[Stored records]
────

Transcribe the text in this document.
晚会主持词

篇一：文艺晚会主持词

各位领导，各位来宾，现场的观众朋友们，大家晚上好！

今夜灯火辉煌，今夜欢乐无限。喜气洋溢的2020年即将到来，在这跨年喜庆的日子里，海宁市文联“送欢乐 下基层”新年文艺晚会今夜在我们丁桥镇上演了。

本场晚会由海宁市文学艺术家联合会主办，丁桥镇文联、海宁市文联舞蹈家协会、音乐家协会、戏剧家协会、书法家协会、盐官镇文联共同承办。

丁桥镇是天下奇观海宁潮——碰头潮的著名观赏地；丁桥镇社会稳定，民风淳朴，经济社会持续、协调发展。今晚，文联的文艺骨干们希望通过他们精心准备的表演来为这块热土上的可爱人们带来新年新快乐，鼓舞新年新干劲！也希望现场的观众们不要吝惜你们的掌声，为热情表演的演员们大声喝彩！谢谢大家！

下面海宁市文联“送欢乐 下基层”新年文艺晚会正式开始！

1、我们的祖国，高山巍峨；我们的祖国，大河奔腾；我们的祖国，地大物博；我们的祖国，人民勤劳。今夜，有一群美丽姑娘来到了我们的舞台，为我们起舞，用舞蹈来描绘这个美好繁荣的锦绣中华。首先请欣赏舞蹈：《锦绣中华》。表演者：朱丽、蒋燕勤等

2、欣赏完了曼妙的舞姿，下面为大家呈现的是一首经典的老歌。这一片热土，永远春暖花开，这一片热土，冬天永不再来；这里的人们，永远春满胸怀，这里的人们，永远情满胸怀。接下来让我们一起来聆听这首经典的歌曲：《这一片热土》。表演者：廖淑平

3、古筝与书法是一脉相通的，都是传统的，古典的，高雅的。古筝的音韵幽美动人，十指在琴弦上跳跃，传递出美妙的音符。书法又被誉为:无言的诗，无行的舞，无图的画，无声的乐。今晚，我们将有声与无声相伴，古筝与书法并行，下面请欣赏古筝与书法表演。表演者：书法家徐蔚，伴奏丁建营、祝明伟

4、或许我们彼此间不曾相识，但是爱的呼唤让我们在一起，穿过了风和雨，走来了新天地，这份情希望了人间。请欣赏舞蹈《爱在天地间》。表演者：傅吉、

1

────

_Written task:_ Output the lines above verbatim and in full.

_Correct response:_
Transcribe the text in this document.
晚会主持词

篇一：文艺晚会主持词

各位领导，各位来宾，现场的观众朋友们，大家晚上好！

今夜灯火辉煌，今夜欢乐无限。喜气洋溢的2020年即将到来，在这跨年喜庆的日子里，海宁市文联“送欢乐 下基层”新年文艺晚会今夜在我们丁桥镇上演了。

本场晚会由海宁市文学艺术家联合会主办，丁桥镇文联、海宁市文联舞蹈家协会、音乐家协会、戏剧家协会、书法家协会、盐官镇文联共同承办。

丁桥镇是天下奇观海宁潮——碰头潮的著名观赏地；丁桥镇社会稳定，民风淳朴，经济社会持续、协调发展。今晚，文联的文艺骨干们希望通过他们精心准备的表演来为这块热土上的可爱人们带来新年新快乐，鼓舞新年新干劲！也希望现场的观众们不要吝惜你们的掌声，为热情表演的演员们大声喝彩！谢谢大家！

下面海宁市文联“送欢乐 下基层”新年文艺晚会正式开始！

1、我们的祖国，高山巍峨；我们的祖国，大河奔腾；我们的祖国，地大物博；我们的祖国，人民勤劳。今夜，有一群美丽姑娘来到了我们的舞台，为我们起舞，用舞蹈来描绘这个美好繁荣的锦绣中华。首先请欣赏舞蹈：《锦绣中华》。表演者：朱丽、蒋燕勤等

2、欣赏完了曼妙的舞姿，下面为大家呈现的是一首经典的老歌。这一片热土，永远春暖花开，这一片热土，冬天永不再来；这里的人们，永远春满胸怀，这里的人们，永远情满胸怀。接下来让我们一起来聆听这首经典的歌曲：《这一片热土》。表演者：廖淑平

3、古筝与书法是一脉相通的，都是传统的，古典的，高雅的。古筝的音韵幽美动人，十指在琴弦上跳跃，传递出美妙的音符。书法又被誉为:无言的诗，无行的舞，无图的画，无声的乐。今晚，我们将有声与无声相伴，古筝与书法并行，下面请欣赏古筝与书法表演。表演者：书法家徐蔚，伴奏丁建营、祝明伟

4、或许我们彼此间不曾相识，但是爱的呼唤让我们在一起，穿过了风和雨，走来了新天地，这份情希望了人间。请欣赏舞蹈《爱在天地间》。表演者：傅吉、

1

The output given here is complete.